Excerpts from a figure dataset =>

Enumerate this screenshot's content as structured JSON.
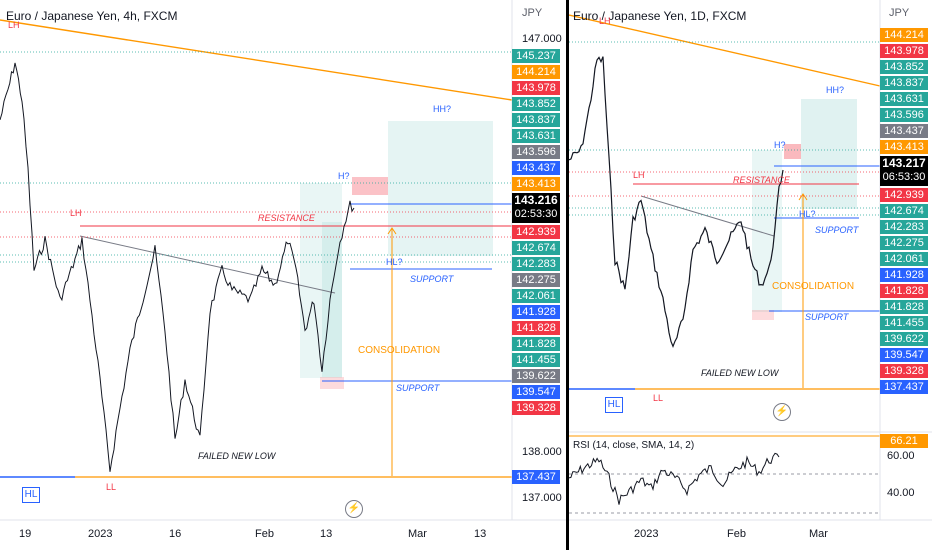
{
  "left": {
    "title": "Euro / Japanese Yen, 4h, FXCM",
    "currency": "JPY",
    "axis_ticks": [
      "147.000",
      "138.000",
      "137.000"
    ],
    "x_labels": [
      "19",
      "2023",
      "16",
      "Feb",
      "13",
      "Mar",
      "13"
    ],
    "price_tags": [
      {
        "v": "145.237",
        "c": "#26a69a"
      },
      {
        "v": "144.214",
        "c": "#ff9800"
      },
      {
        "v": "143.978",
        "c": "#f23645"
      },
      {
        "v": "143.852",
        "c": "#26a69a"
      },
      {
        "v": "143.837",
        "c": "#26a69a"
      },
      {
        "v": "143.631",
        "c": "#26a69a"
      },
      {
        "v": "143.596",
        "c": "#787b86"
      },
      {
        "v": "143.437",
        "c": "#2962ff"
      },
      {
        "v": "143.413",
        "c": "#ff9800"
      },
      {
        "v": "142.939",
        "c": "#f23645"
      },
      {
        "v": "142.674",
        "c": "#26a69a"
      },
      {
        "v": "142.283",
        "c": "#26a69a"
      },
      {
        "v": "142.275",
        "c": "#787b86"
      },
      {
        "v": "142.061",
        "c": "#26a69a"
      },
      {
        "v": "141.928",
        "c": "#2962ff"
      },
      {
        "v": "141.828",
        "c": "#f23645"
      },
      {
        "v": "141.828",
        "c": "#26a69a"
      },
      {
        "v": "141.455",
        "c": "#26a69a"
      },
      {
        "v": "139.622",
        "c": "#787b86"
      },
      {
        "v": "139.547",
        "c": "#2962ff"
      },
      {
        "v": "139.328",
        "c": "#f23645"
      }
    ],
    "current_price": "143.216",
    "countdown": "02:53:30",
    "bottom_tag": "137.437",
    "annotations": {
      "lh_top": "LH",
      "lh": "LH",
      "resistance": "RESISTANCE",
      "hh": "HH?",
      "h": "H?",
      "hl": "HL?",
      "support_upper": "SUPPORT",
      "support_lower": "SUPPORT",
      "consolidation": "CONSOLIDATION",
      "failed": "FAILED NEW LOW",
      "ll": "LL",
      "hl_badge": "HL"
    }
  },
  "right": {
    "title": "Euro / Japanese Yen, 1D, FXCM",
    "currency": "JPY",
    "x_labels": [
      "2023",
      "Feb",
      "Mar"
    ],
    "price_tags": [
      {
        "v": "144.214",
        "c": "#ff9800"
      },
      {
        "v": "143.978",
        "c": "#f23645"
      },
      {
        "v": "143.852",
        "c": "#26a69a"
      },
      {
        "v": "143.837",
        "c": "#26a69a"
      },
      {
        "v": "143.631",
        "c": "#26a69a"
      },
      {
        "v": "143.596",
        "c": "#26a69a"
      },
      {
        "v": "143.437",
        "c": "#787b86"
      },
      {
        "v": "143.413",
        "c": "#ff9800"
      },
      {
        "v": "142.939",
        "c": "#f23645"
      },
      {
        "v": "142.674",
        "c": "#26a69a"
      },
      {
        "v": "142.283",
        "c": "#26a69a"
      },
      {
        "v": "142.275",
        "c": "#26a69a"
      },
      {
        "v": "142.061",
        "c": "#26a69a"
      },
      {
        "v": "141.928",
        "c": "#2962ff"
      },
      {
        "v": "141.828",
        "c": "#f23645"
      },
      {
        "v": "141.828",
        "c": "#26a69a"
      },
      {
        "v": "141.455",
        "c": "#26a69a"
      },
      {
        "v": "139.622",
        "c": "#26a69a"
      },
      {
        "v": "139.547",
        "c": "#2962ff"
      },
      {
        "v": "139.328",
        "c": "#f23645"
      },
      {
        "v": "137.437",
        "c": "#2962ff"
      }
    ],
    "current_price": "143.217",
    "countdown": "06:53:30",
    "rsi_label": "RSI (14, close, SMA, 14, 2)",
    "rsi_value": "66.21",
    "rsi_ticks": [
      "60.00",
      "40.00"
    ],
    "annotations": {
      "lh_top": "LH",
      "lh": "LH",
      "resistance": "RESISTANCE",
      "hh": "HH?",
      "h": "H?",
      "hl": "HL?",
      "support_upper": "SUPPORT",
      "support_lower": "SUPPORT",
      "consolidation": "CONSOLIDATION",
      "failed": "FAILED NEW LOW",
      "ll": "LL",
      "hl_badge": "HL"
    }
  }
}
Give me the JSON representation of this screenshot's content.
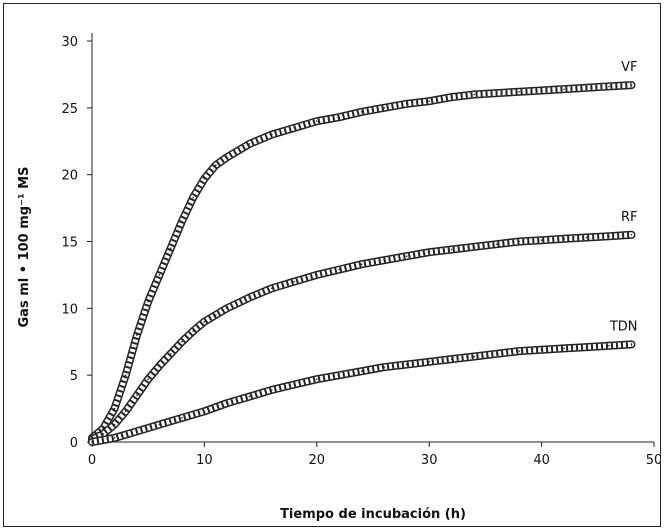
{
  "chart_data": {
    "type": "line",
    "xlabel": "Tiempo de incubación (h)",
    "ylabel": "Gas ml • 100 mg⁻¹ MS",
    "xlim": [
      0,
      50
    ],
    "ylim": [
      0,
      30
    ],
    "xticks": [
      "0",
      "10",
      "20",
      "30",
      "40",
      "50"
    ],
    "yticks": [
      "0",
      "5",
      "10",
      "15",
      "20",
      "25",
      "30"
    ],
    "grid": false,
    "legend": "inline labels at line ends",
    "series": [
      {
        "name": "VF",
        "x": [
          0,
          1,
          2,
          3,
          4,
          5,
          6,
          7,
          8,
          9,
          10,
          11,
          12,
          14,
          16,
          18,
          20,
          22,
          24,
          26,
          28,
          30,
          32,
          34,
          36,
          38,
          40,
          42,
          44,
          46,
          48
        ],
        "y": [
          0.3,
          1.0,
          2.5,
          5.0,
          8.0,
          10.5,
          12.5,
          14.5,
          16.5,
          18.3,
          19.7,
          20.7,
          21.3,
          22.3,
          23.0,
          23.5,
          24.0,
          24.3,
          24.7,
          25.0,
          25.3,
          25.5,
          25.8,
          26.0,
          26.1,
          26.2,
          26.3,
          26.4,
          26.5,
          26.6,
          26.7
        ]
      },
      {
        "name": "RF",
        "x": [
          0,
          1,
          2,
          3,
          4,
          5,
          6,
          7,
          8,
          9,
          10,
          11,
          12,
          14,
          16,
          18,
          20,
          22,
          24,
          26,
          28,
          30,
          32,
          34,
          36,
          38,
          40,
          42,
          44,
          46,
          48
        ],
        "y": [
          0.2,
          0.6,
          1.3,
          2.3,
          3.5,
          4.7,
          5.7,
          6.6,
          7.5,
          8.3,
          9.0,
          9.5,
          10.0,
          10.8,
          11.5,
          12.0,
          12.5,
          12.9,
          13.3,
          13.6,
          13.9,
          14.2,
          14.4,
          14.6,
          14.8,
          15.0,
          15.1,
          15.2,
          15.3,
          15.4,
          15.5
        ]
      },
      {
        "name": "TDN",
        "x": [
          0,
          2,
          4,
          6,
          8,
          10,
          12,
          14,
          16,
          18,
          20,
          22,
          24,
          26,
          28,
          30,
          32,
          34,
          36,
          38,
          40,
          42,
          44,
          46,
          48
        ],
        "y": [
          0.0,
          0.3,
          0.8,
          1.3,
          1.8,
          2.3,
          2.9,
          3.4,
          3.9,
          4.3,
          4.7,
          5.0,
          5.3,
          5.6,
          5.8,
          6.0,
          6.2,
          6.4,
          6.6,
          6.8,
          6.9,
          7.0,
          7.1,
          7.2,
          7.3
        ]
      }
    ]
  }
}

WHAT YOU NEED TO DO =>
Do not include the images; transcribe the rest of the listing exactly.

OUTPUT OF THE EXERCISE =>
Enumerate this screenshot's content as structured JSON.
{
  "left": {
    "title": "Euro / Japanese Yen, 4h, FXCM",
    "currency": "JPY",
    "axis_ticks": [
      "147.000",
      "138.000",
      "137.000"
    ],
    "x_labels": [
      "19",
      "2023",
      "16",
      "Feb",
      "13",
      "Mar",
      "13"
    ],
    "price_tags": [
      {
        "v": "145.237",
        "c": "#26a69a"
      },
      {
        "v": "144.214",
        "c": "#ff9800"
      },
      {
        "v": "143.978",
        "c": "#f23645"
      },
      {
        "v": "143.852",
        "c": "#26a69a"
      },
      {
        "v": "143.837",
        "c": "#26a69a"
      },
      {
        "v": "143.631",
        "c": "#26a69a"
      },
      {
        "v": "143.596",
        "c": "#787b86"
      },
      {
        "v": "143.437",
        "c": "#2962ff"
      },
      {
        "v": "143.413",
        "c": "#ff9800"
      },
      {
        "v": "142.939",
        "c": "#f23645"
      },
      {
        "v": "142.674",
        "c": "#26a69a"
      },
      {
        "v": "142.283",
        "c": "#26a69a"
      },
      {
        "v": "142.275",
        "c": "#787b86"
      },
      {
        "v": "142.061",
        "c": "#26a69a"
      },
      {
        "v": "141.928",
        "c": "#2962ff"
      },
      {
        "v": "141.828",
        "c": "#f23645"
      },
      {
        "v": "141.828",
        "c": "#26a69a"
      },
      {
        "v": "141.455",
        "c": "#26a69a"
      },
      {
        "v": "139.622",
        "c": "#787b86"
      },
      {
        "v": "139.547",
        "c": "#2962ff"
      },
      {
        "v": "139.328",
        "c": "#f23645"
      }
    ],
    "current_price": "143.216",
    "countdown": "02:53:30",
    "bottom_tag": "137.437",
    "annotations": {
      "lh_top": "LH",
      "lh": "LH",
      "resistance": "RESISTANCE",
      "hh": "HH?",
      "h": "H?",
      "hl": "HL?",
      "support_upper": "SUPPORT",
      "support_lower": "SUPPORT",
      "consolidation": "CONSOLIDATION",
      "failed": "FAILED NEW LOW",
      "ll": "LL",
      "hl_badge": "HL"
    }
  },
  "right": {
    "title": "Euro / Japanese Yen, 1D, FXCM",
    "currency": "JPY",
    "x_labels": [
      "2023",
      "Feb",
      "Mar"
    ],
    "price_tags": [
      {
        "v": "144.214",
        "c": "#ff9800"
      },
      {
        "v": "143.978",
        "c": "#f23645"
      },
      {
        "v": "143.852",
        "c": "#26a69a"
      },
      {
        "v": "143.837",
        "c": "#26a69a"
      },
      {
        "v": "143.631",
        "c": "#26a69a"
      },
      {
        "v": "143.596",
        "c": "#26a69a"
      },
      {
        "v": "143.437",
        "c": "#787b86"
      },
      {
        "v": "143.413",
        "c": "#ff9800"
      },
      {
        "v": "142.939",
        "c": "#f23645"
      },
      {
        "v": "142.674",
        "c": "#26a69a"
      },
      {
        "v": "142.283",
        "c": "#26a69a"
      },
      {
        "v": "142.275",
        "c": "#26a69a"
      },
      {
        "v": "142.061",
        "c": "#26a69a"
      },
      {
        "v": "141.928",
        "c": "#2962ff"
      },
      {
        "v": "141.828",
        "c": "#f23645"
      },
      {
        "v": "141.828",
        "c": "#26a69a"
      },
      {
        "v": "141.455",
        "c": "#26a69a"
      },
      {
        "v": "139.622",
        "c": "#26a69a"
      },
      {
        "v": "139.547",
        "c": "#2962ff"
      },
      {
        "v": "139.328",
        "c": "#f23645"
      },
      {
        "v": "137.437",
        "c": "#2962ff"
      }
    ],
    "current_price": "143.217",
    "countdown": "06:53:30",
    "rsi_label": "RSI (14, close, SMA, 14, 2)",
    "rsi_value": "66.21",
    "rsi_ticks": [
      "60.00",
      "40.00"
    ],
    "annotations": {
      "lh_top": "LH",
      "lh": "LH",
      "resistance": "RESISTANCE",
      "hh": "HH?",
      "h": "H?",
      "hl": "HL?",
      "support_upper": "SUPPORT",
      "support_lower": "SUPPORT",
      "consolidation": "CONSOLIDATION",
      "failed": "FAILED NEW LOW",
      "ll": "LL",
      "hl_badge": "HL"
    }
  }
}
Give me the JSON representation of this screenshot's content.
{
  "chart_data": {
    "type": "line",
    "xlabel": "Tiempo de incubación (h)",
    "ylabel": "Gas ml • 100 mg⁻¹ MS",
    "xlim": [
      0,
      50
    ],
    "ylim": [
      0,
      30
    ],
    "xticks": [
      "0",
      "10",
      "20",
      "30",
      "40",
      "50"
    ],
    "yticks": [
      "0",
      "5",
      "10",
      "15",
      "20",
      "25",
      "30"
    ],
    "grid": false,
    "legend": "inline labels at line ends",
    "series": [
      {
        "name": "VF",
        "x": [
          0,
          1,
          2,
          3,
          4,
          5,
          6,
          7,
          8,
          9,
          10,
          11,
          12,
          14,
          16,
          18,
          20,
          22,
          24,
          26,
          28,
          30,
          32,
          34,
          36,
          38,
          40,
          42,
          44,
          46,
          48
        ],
        "y": [
          0.3,
          1.0,
          2.5,
          5.0,
          8.0,
          10.5,
          12.5,
          14.5,
          16.5,
          18.3,
          19.7,
          20.7,
          21.3,
          22.3,
          23.0,
          23.5,
          24.0,
          24.3,
          24.7,
          25.0,
          25.3,
          25.5,
          25.8,
          26.0,
          26.1,
          26.2,
          26.3,
          26.4,
          26.5,
          26.6,
          26.7
        ]
      },
      {
        "name": "RF",
        "x": [
          0,
          1,
          2,
          3,
          4,
          5,
          6,
          7,
          8,
          9,
          10,
          11,
          12,
          14,
          16,
          18,
          20,
          22,
          24,
          26,
          28,
          30,
          32,
          34,
          36,
          38,
          40,
          42,
          44,
          46,
          48
        ],
        "y": [
          0.2,
          0.6,
          1.3,
          2.3,
          3.5,
          4.7,
          5.7,
          6.6,
          7.5,
          8.3,
          9.0,
          9.5,
          10.0,
          10.8,
          11.5,
          12.0,
          12.5,
          12.9,
          13.3,
          13.6,
          13.9,
          14.2,
          14.4,
          14.6,
          14.8,
          15.0,
          15.1,
          15.2,
          15.3,
          15.4,
          15.5
        ]
      },
      {
        "name": "TDN",
        "x": [
          0,
          2,
          4,
          6,
          8,
          10,
          12,
          14,
          16,
          18,
          20,
          22,
          24,
          26,
          28,
          30,
          32,
          34,
          36,
          38,
          40,
          42,
          44,
          46,
          48
        ],
        "y": [
          0.0,
          0.3,
          0.8,
          1.3,
          1.8,
          2.3,
          2.9,
          3.4,
          3.9,
          4.3,
          4.7,
          5.0,
          5.3,
          5.6,
          5.8,
          6.0,
          6.2,
          6.4,
          6.6,
          6.8,
          6.9,
          7.0,
          7.1,
          7.2,
          7.3
        ]
      }
    ]
  }
}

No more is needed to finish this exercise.